■ Given records
::::::::

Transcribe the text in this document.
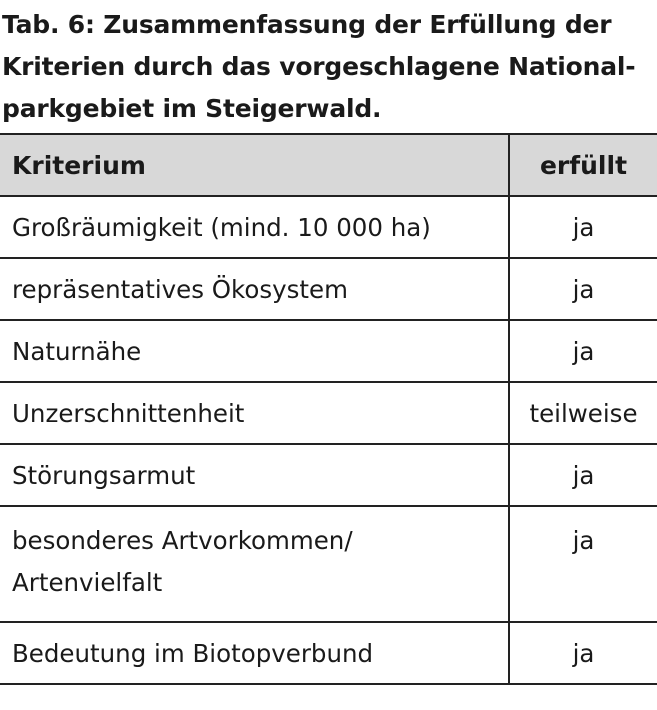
Tab. 6: Zusammenfassung der Erfüllung der
Kriterien durch das vorgeschlagene National-
parkgebiet im Steigerwald.
Kriterium	erfüllt
Großräumigkeit (mind. 10 000 ha)	ja
repräsentatives Ökosystem	ja
Naturnähe	ja
Unzerschnittenheit	teilweise
Störungsarmut	ja
besonderes Artvorkommen/
Artenvielfalt	ja
Bedeutung im Biotopverbund	ja
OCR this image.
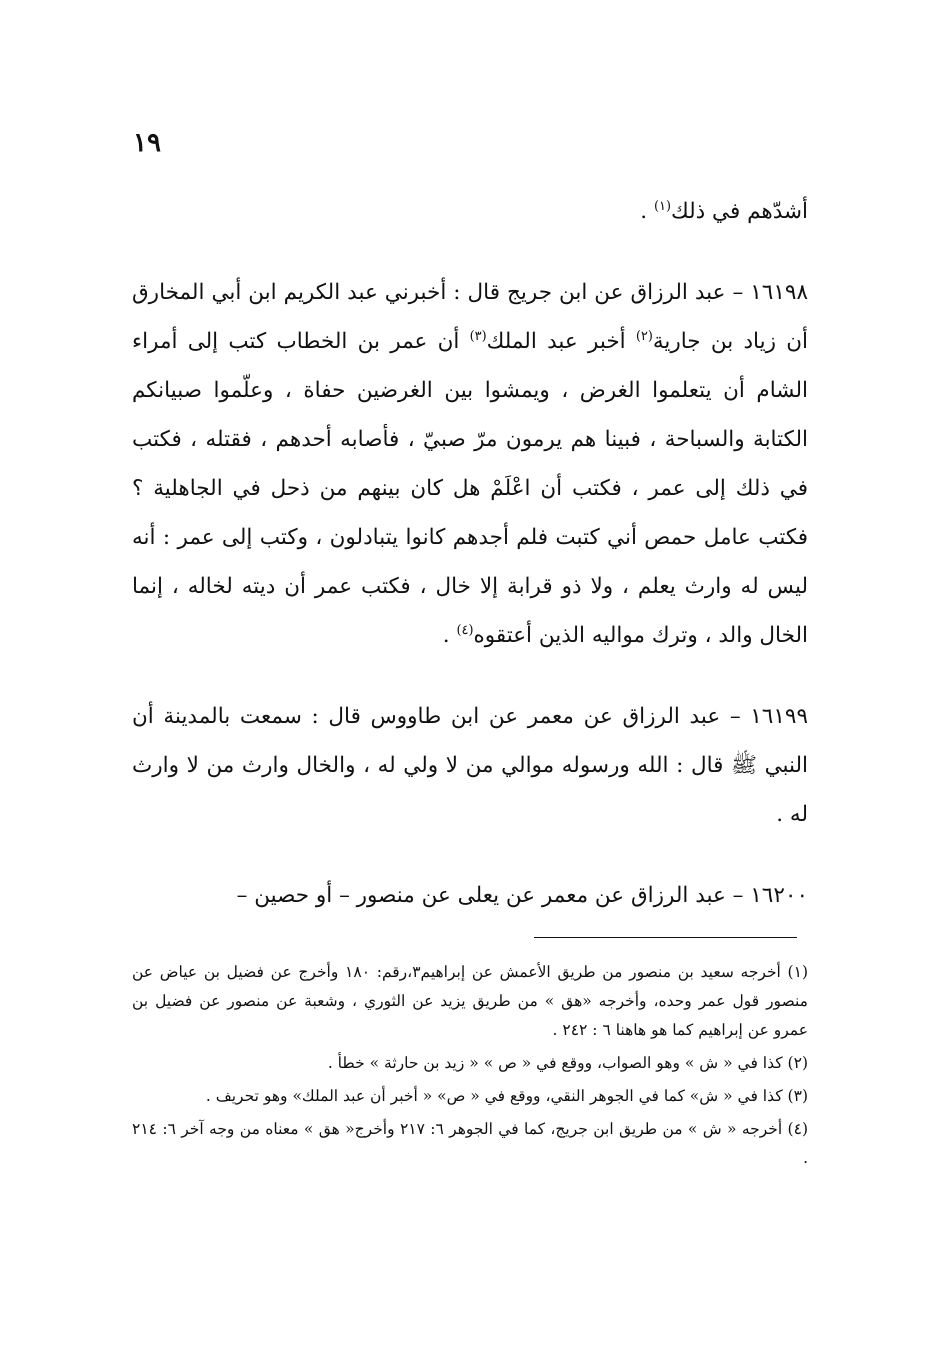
١٩

أشدّهم في ذلك$^{(١)}$ .

١٦١٩٨ – عبد الرزاق عن ابن جريج قال : أخبرني عبد الكريم ابن أبي المخارق أن زياد بن جارية$^{(٢)}$ أخبر عبد الملك$^{(٣)}$ أن عمر بن الخطاب كتب إلى أمراء الشام أن يتعلموا الغرض ، ويمشوا بين الغرضين حفاة ، وعلّموا صبيانكم الكتابة والسباحة ، فبينا هم يرمون مرّ صبيّ ، فأصابه أحدهم ، فقتله ، فكتب في ذلك إلى عمر ، فكتب أن اعْلَمْ هل كان بينهم من ذحل في الجاهلية ؟ فكتب عامل حمص أني كتبت فلم أجدهم كانوا يتبادلون ، وكتب إلى عمر : أنه ليس له وارث يعلم ، ولا ذو قرابة إلا خال ، فكتب عمر أن ديته لخاله ، إنما الخال والد ، وترك مواليه الذين أعتقوه$^{(٤)}$ .

١٦١٩٩ – عبد الرزاق عن معمر عن ابن طاووس قال : سمعت بالمدينة أن النبي ﷺ قال : الله ورسوله موالي من لا ولي له ، والخال وارث من لا وارث له .

١٦٢٠٠ – عبد الرزاق عن معمر عن يعلى عن منصور – أو حصين –

(١) أخرجه سعيد بن منصور من طريق الأعمش عن إبراهيم٣،رقم: ١٨٠ وأخرج عن فضيل بن عياض عن منصور قول عمر وحده، وأخرجه «هق » من طريق يزيد عن الثوري ، وشعبة عن منصور عن فضيل بن عمرو عن إبراهيم كما هو هاهنا ٦ : ٢٤٢ .

(٢) كذا في « ش » وهو الصواب، ووقع في « ص » « زيد بن حارثة » خطأ .

(٣) كذا في « ش» كما في الجوهر النقي، ووقع في « ص» « أخبر أن عبد الملك» وهو تحريف .

(٤) أخرجه « ش » من طريق ابن جريج، كما في الجوهر ٦: ٢١٧ وأخرج« هق » معناه من وجه آخر ٦: ٢١٤ .
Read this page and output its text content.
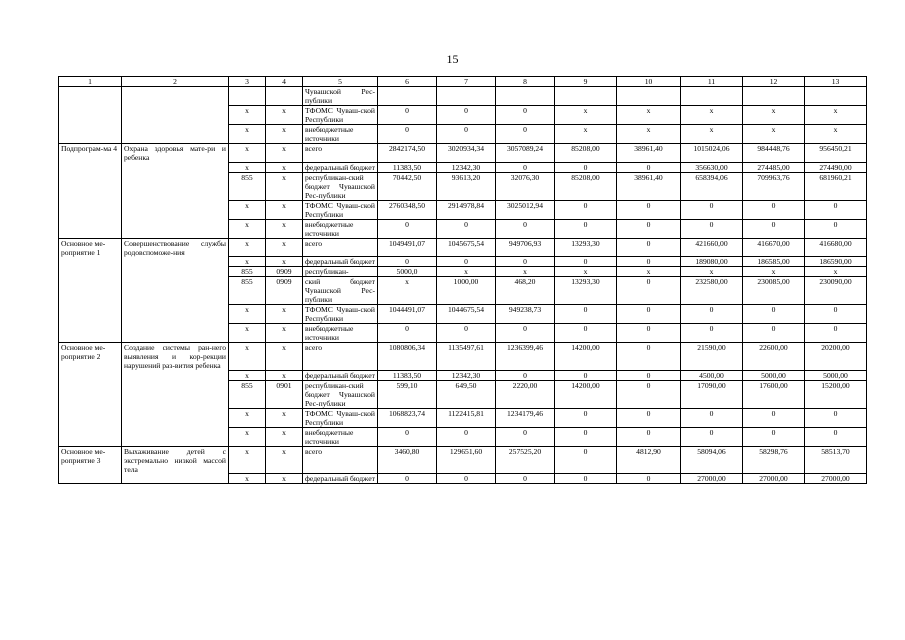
15
1	2	3	4	5	6	7	8	9	10	11	12	13
				Чувашской Рес-публики								
		х	х	ТФОМС Чуваш-ской Республики	0	0	0	х	х	х	х	х
		х	х	внебюджетные источники	0	0	0	х	х	х	х	х
Подпрограм-ма 4	Охрана здоровья мате-ри и ребенка	х	х	всего	2842174,50	3020934,34	3057089,24	85208,00	38961,40	1015024,06	984448,76	956450,21
		х	х	федеральный бюджет	11383,50	12342,30	0	0	0	356630,00	274485,00	274490,00
		855	х	республикан-ский бюджет Чувашской Рес-публики	70442,50	93613,20	32076,30	85208,00	38961,40	658394,06	709963,76	681960,21
		х	х	ТФОМС Чуваш-ской Республики	2760348,50	2914978,84	3025012,94	0	0	0	0	0
		х	х	внебюджетные источники	0	0	0	0	0	0	0	0
Основное ме-роприятие 1	Совершенствование службы родовспоможе-ния	х	х	всего	1049491,07	1045675,54	949706,93	13293,30	0	421660,00	416670,00	416680,00
		х	х	федеральный бюджет	0	0	0	0	0	189080,00	186585,00	186590,00
		855	0909	республикан-	5000,0	х	х	х	х	х	х	х
		855	0909	ский бюджет Чувашской Рес-публики	х	1000,00	468,20	13293,30	0	232580,00	230085,00	230090,00
		х	х	ТФОМС Чуваш-ской Республики	1044491,07	1044675,54	949238,73	0	0	0	0	0
		х	х	внебюджетные источники	0	0	0	0	0	0	0	0
Основное ме-роприятие 2	Создание системы ран-него выявления и кор-рекции нарушений раз-вития ребенка	х	х	всего	1080806,34	1135497,61	1236399,46	14200,00	0	21590,00	22600,00	20200,00
		х	х	федеральный бюджет	11383,50	12342,30	0	0	0	4500,00	5000,00	5000,00
		855	0901	республикан-ский бюджет Чувашской Рес-публики	599,10	649,50	2220,00	14200,00	0	17090,00	17600,00	15200,00
		х	х	ТФОМС Чуваш-ской Республики	1068823,74	1122415,81	1234179,46	0	0	0	0	0
		х	х	внебюджетные источники	0	0	0	0	0	0	0	0
Основное ме-роприятие 3	Выхаживание детей с экстремально низкой массой тела	х	х	всего	3460,80	129651,60	257525,20	0	4812,90	58094,06	58298,76	58513,70
		х	х	федеральный бюджет	0	0	0	0	0	27000,00	27000,00	27000,00
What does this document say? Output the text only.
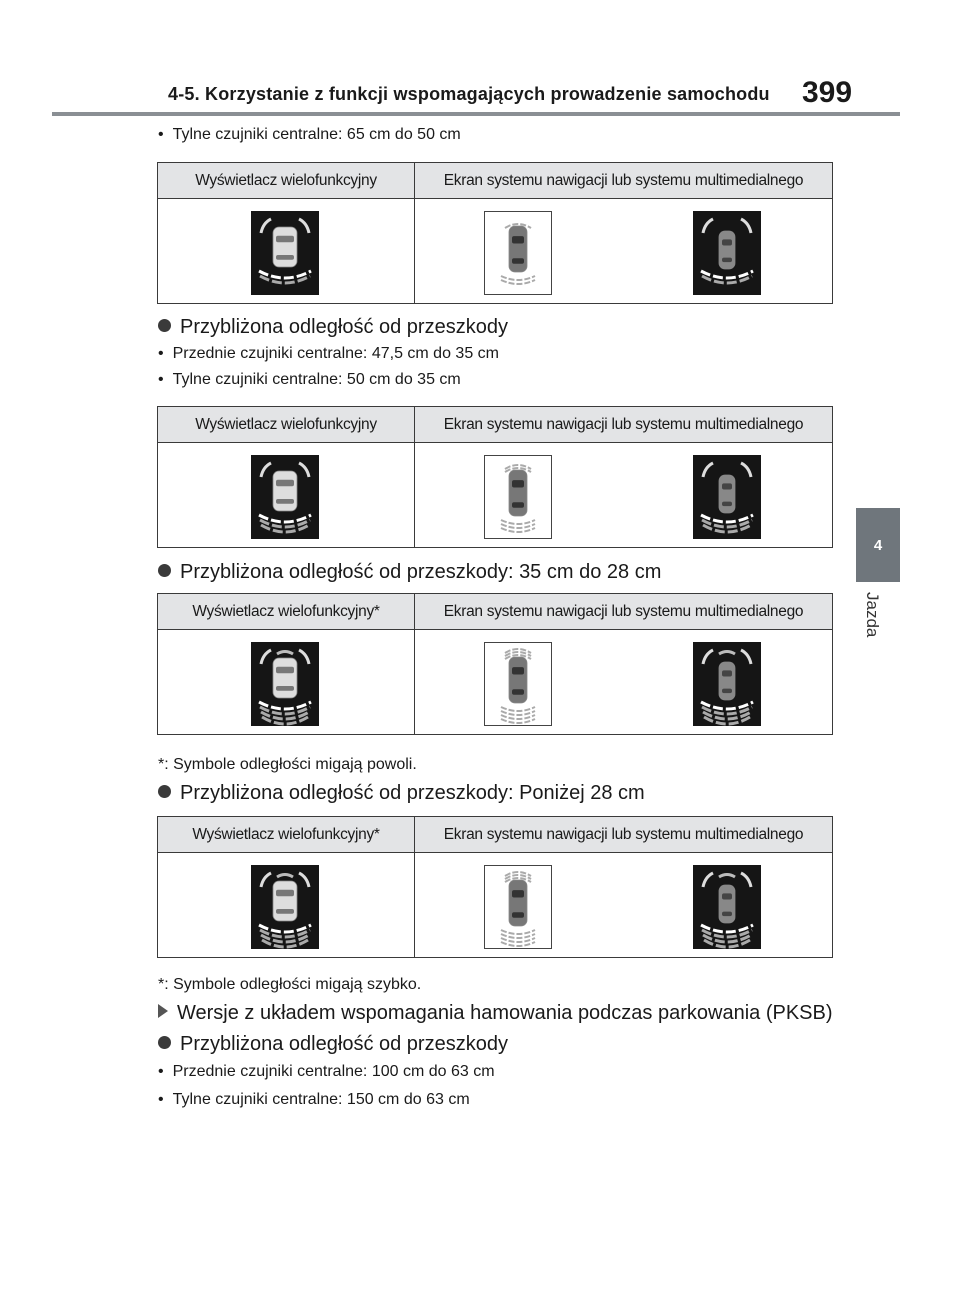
4-5. Korzystanie z funkcji wspomagających prowadzenie samochodu 399
4
Jazda
• Tylne czujniki centralne: 65 cm do 50 cm
Wyświetlacz wielofunkcyjny	Ekran systemu nawigacji lub systemu multimedialnego

Przybliżona odległość od przeszkody
• Przednie czujniki centralne: 47,5 cm do 35 cm
• Tylne czujniki centralne: 50 cm do 35 cm
Wyświetlacz wielofunkcyjny	Ekran systemu nawigacji lub systemu multimedialnego

Przybliżona odległość od przeszkody: 35 cm do 28 cm
Wyświetlacz wielofunkcyjny*	Ekran systemu nawigacji lub systemu multimedialnego

*: Symbole odległości migają powoli.
Przybliżona odległość od przeszkody: Poniżej 28 cm
Wyświetlacz wielofunkcyjny*	Ekran systemu nawigacji lub systemu multimedialnego

*: Symbole odległości migają szybko.
Wersje z układem wspomagania hamowania podczas parkowania (PKSB)
Przybliżona odległość od przeszkody
• Przednie czujniki centralne: 100 cm do 63 cm
• Tylne czujniki centralne: 150 cm do 63 cm
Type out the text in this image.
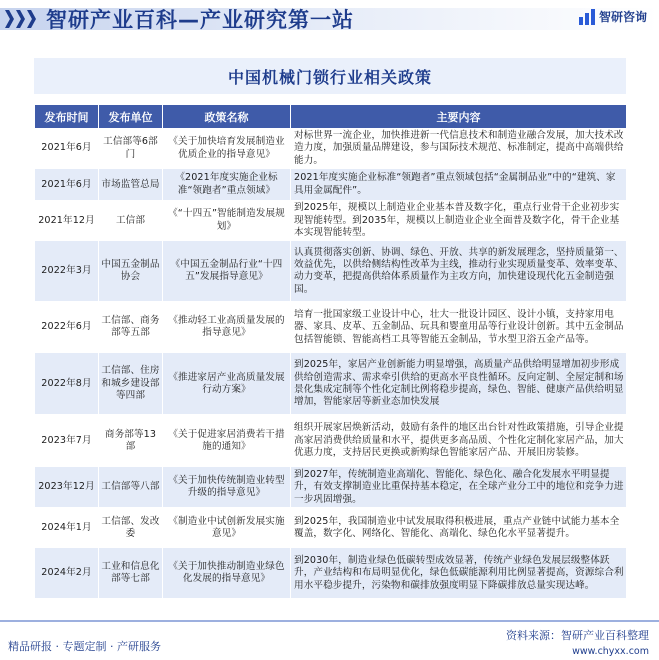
智研产业百科—产业研究第一站	智研咨询
中国机械门锁行业相关政策
发布时间	发布单位	政策名称	主要内容
2021年6月	工信部等6部门	《关于加快培育发展制造业优质企业的指导意见》	对标世界一流企业，加快推进新一代信息技术和制造业融合发展，加大技术改造力度，加强质量品牌建设，参与国际技术规范、标准制定，提高中高端供给能力。
2021年6月	市场监管总局	《2021年度实施企业标准“领跑者”重点领域》	2021年度实施企业标准“领跑者”重点领域包括“金属制品业”中的“建筑、家具用金属配件”。
2021年12月	工信部	《“十四五”智能制造发展规划》	到2025年，规模以上制造业企业基本普及数字化，重点行业骨干企业初步实现智能转型。到2035年，规模以上制造业企业全面普及数字化，骨干企业基本实现智能转型。
2022年3月	中国五金制品协会	《中国五金制品行业“十四五”发展指导意见》	认真贯彻落实创新、协调、绿色、开放、共享的新发展理念，坚持质量第一、效益优先，以供给侧结构性改革为主线，推动行业实现质量变革、效率变革、动力变革，把提高供给体系质量作为主攻方向，加快建设现代化五金制造强国。
2022年6月	工信部、商务部等五部	《推动轻工业高质量发展的指导意见》	培育一批国家级工业设计中心，壮大一批设计园区、设计小镇，支持家用电器、家具、皮革、五金制品、玩具和婴童用品等行业设计创新。其中五金制品包括智能锁、智能高档工具等智能五金制品，节水型卫浴五金产品等。
2022年8月	工信部、住房和城乡建设部等四部	《推进家居产业高质量发展行动方案》	到2025年，家居产业创新能力明显增强，高质量产品供给明显增加初步形成供给创造需求、需求牵引供给的更高水平良性循环。反向定制、全屋定制和场景化集成定制等个性化定制比例将稳步提高，绿色、智能、健康产品供给明显增加，智能家居等新业态加快发展
2023年7月	商务部等13部	《关于促进家居消费若干措施的通知》	组织开展家居焕新活动，鼓励有条件的地区出台针对性政策措施，引导企业提高家居消费供给质量和水平，提供更多高品质、个性化定制化家居产品，加大优惠力度，支持居民更换或新购绿色智能家居产品、开展旧房装修。
2023年12月	工信部等八部	《关于加快传统制造业转型升级的指导意见》	到2027年，传统制造业高端化、智能化、绿色化、融合化发展水平明显提升，有效支撑制造业比重保持基本稳定，在全球产业分工中的地位和竞争力进一步巩固增强。
2024年1月	工信部、发改委	《制造业中试创新发展实施意见》	到2025年，我国制造业中试发展取得积极进展，重点产业链中试能力基本全覆盖，数字化、网络化、智能化、高端化、绿色化水平显著提升。
2024年2月	工业和信息化部等七部	《关于加快推动制造业绿色化发展的指导意见》	到2030年，制造业绿色低碳转型成效显著，传统产业绿色发展层级整体跃升，产业结构和布局明显优化，绿色低碳能源利用比例显著提高，资源综合利用水平稳步提升，污染物和碳排放强度明显下降碳排放总量实现达峰。
精品研报 · 专题定制 · 产研服务
资料来源：智研产业百科整理
www.chyxx.com
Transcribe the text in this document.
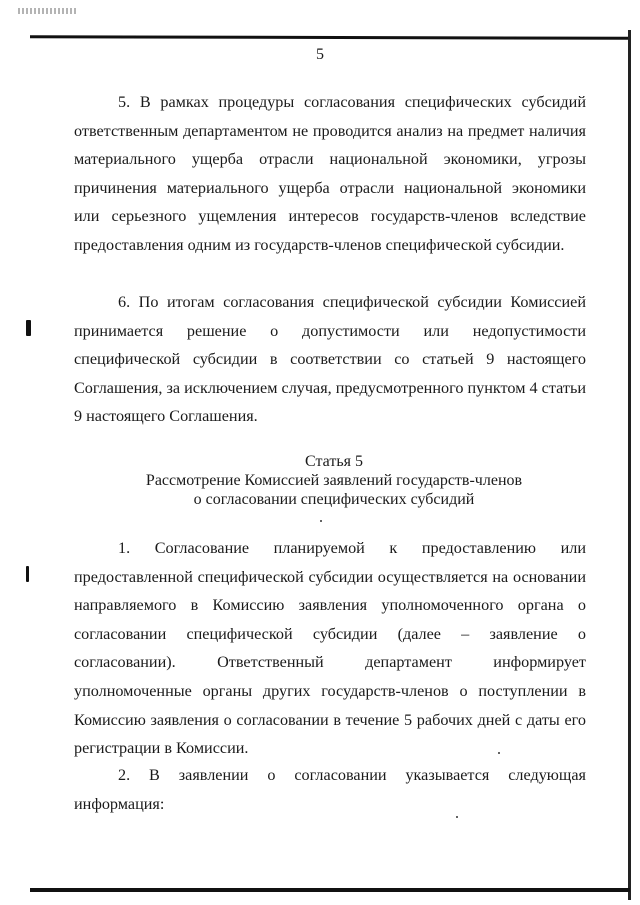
5

5. В рамках процедуры согласования специфических субсидий ответственным департаментом не проводится анализ на предмет наличия материального ущерба отрасли национальной экономики, угрозы причинения материального ущерба отрасли национальной экономики или серьезного ущемления интересов государств-членов вследствие предоставления одним из государств-членов специфической субсидии.

6. По итогам согласования специфической субсидии Комиссией принимается решение о допустимости или недопустимости специфической субсидии в соответствии со статьей 9 настоящего Соглашения, за исключением случая, предусмотренного пунктом 4 статьи 9 настоящего Соглашения.

Статья 5

Рассмотрение Комиссией заявлений государств-членов

о согласовании специфических субсидий

1. Согласование планируемой к предоставлению или предоставленной специфической субсидии осуществляется на основании направляемого в Комиссию заявления уполномоченного органа о согласовании специфической субсидии (далее – заявление о согласовании). Ответственный департамент информирует уполномоченные органы других государств-членов о поступлении в Комиссию заявления о согласовании в течение 5 рабочих дней с даты его регистрации в Комиссии.

2. В заявлении о согласовании указывается следующая информация:
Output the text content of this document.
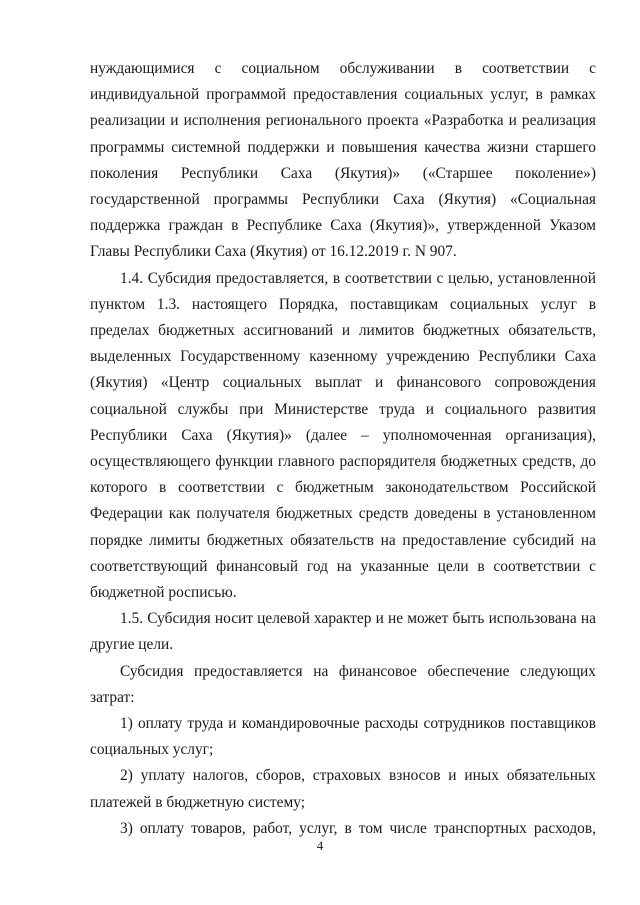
нуждающимися с социальном обслуживании в соответствии с индивидуальной программой предоставления социальных услуг, в рамках реализации и исполнения регионального проекта «Разработка и реализация программы системной поддержки и повышения качества жизни старшего поколения Республики Саха (Якутия)» («Старшее поколение») государственной программы Республики Саха (Якутия) «Социальная поддержка граждан в Республике Саха (Якутия)», утвержденной Указом Главы Республики Саха (Якутия) от 16.12.2019 г. N 907.

1.4. Субсидия предоставляется, в соответствии с целью, установленной пунктом 1.3. настоящего Порядка, поставщикам социальных услуг в пределах бюджетных ассигнований и лимитов бюджетных обязательств, выделенных Государственному казенному учреждению Республики Саха (Якутия) «Центр социальных выплат и финансового сопровождения социальной службы при Министерстве труда и социального развития Республики Саха (Якутия)» (далее – уполномоченная организация), осуществляющего функции главного распорядителя бюджетных средств, до которого в соответствии с бюджетным законодательством Российской Федерации как получателя бюджетных средств доведены в установленном порядке лимиты бюджетных обязательств на предоставление субсидий на соответствующий финансовый год на указанные цели в соответствии с бюджетной росписью.

1.5. Субсидия носит целевой характер и не может быть использована на другие цели.

Субсидия предоставляется на финансовое обеспечение следующих затрат:

1) оплату труда и командировочные расходы сотрудников поставщиков социальных услуг;

2) уплату налогов, сборов, страховых взносов и иных обязательных платежей в бюджетную систему;

3) оплату товаров, работ, услуг, в том числе транспортных расходов,

4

::::::::

■ Exercise task
Count the lines of the material that include the word "this", then state only the total.

■ Finished task
7